◆ **WHAT THE TASK ASKS**: Copy each line where the word "dias" occurs.
Begin RECORDS FOR PROCESSING
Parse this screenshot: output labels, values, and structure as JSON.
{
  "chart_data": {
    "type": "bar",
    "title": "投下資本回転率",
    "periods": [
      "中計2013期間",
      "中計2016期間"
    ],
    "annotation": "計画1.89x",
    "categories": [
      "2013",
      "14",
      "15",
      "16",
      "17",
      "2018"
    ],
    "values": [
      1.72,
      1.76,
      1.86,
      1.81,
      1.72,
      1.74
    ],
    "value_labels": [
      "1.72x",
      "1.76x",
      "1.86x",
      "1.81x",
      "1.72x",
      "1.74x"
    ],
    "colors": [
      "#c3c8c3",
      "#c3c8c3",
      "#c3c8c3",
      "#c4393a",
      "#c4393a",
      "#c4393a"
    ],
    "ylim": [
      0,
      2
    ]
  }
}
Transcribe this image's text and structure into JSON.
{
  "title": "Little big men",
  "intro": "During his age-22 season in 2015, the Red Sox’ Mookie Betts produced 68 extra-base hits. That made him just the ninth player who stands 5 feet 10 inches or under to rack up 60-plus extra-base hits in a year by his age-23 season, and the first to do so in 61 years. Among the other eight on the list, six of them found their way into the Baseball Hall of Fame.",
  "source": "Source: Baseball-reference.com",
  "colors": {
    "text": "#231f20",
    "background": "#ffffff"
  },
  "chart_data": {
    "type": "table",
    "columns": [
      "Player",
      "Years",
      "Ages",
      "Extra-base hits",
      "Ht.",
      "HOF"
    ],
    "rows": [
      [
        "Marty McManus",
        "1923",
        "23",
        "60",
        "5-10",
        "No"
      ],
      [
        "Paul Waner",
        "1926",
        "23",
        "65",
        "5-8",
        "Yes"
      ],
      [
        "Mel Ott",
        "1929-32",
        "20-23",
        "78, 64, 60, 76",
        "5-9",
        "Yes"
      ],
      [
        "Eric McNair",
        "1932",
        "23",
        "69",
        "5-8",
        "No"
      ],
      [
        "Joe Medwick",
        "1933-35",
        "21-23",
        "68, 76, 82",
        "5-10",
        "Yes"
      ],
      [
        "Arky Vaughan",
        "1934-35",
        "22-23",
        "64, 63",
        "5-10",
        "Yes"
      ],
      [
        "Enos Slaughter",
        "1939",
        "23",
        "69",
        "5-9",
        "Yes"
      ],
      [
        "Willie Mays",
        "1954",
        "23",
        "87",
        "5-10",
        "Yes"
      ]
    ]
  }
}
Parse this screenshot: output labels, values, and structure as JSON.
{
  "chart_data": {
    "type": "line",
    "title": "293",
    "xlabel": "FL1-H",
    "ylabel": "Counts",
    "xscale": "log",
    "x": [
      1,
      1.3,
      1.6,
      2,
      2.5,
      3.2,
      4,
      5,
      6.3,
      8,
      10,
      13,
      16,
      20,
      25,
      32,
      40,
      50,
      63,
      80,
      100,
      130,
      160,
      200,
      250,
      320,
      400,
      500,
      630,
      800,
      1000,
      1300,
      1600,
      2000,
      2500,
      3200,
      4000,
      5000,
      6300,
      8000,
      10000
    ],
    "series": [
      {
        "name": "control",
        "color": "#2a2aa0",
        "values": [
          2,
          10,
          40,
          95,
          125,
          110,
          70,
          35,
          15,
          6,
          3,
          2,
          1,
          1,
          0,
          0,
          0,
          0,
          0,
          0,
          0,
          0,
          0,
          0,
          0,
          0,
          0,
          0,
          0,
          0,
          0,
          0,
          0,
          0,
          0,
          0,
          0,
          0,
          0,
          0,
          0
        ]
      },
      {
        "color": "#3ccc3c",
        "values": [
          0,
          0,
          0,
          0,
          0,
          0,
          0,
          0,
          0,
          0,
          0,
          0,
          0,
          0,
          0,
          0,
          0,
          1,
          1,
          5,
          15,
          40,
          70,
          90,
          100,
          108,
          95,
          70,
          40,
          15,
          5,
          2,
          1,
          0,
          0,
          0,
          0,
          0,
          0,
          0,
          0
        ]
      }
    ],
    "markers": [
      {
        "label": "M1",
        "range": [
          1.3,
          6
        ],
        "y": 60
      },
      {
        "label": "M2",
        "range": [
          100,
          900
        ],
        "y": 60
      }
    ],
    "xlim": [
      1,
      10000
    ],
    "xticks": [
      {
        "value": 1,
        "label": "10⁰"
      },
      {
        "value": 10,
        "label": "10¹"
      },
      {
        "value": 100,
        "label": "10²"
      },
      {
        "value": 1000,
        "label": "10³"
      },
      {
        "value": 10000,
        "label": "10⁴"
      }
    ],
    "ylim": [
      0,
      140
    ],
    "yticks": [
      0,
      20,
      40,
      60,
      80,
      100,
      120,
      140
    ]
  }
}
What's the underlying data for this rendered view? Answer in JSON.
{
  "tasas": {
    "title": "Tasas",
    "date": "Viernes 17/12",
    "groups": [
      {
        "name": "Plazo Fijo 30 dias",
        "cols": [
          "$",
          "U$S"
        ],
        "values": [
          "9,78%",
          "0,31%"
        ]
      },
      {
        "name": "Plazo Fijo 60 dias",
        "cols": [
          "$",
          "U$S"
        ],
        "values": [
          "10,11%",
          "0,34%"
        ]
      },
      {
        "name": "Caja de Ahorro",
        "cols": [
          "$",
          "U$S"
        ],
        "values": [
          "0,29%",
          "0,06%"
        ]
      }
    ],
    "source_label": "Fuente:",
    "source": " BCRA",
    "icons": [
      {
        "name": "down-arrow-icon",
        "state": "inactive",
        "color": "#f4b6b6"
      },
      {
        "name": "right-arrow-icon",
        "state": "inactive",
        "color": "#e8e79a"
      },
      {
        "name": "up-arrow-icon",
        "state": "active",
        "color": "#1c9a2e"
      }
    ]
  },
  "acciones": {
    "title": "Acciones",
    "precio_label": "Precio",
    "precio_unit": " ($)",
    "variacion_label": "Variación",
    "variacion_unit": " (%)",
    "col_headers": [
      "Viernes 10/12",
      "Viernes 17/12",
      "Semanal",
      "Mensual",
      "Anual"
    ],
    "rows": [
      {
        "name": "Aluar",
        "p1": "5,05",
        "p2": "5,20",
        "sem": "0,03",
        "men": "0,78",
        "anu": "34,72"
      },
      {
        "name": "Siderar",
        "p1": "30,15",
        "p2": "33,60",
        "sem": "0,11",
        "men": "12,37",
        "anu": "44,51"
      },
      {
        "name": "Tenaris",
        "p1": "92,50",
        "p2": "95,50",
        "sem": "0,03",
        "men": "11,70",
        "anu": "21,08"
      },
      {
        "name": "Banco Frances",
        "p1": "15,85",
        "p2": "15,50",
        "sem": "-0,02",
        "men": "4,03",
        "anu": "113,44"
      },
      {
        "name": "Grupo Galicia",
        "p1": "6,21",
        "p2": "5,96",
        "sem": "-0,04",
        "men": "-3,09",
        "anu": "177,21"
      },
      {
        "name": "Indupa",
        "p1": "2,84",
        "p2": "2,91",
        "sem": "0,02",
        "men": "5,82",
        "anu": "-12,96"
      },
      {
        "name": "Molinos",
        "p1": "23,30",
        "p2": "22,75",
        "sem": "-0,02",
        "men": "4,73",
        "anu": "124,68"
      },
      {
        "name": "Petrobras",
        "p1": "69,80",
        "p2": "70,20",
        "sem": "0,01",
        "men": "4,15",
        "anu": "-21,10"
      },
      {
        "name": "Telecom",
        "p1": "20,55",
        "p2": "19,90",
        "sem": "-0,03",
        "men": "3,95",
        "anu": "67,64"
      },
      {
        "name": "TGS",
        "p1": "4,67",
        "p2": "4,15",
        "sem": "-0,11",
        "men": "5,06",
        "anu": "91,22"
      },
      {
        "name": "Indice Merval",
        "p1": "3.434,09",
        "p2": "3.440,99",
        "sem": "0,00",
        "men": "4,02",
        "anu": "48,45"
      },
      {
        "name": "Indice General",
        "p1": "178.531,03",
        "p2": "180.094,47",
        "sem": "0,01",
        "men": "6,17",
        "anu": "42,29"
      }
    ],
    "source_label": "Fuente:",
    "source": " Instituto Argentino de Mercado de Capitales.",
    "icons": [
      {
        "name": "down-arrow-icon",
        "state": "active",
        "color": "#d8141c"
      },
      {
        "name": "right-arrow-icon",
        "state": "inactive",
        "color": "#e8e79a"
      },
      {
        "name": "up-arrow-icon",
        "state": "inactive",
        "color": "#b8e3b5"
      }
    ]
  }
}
End RECORDS FOR PROCESSING
◆ **SOLUTION TO THE EXERCISE**:
        "name": "Plazo Fijo 30 dias",
        "name": "Plazo Fijo 60 dias",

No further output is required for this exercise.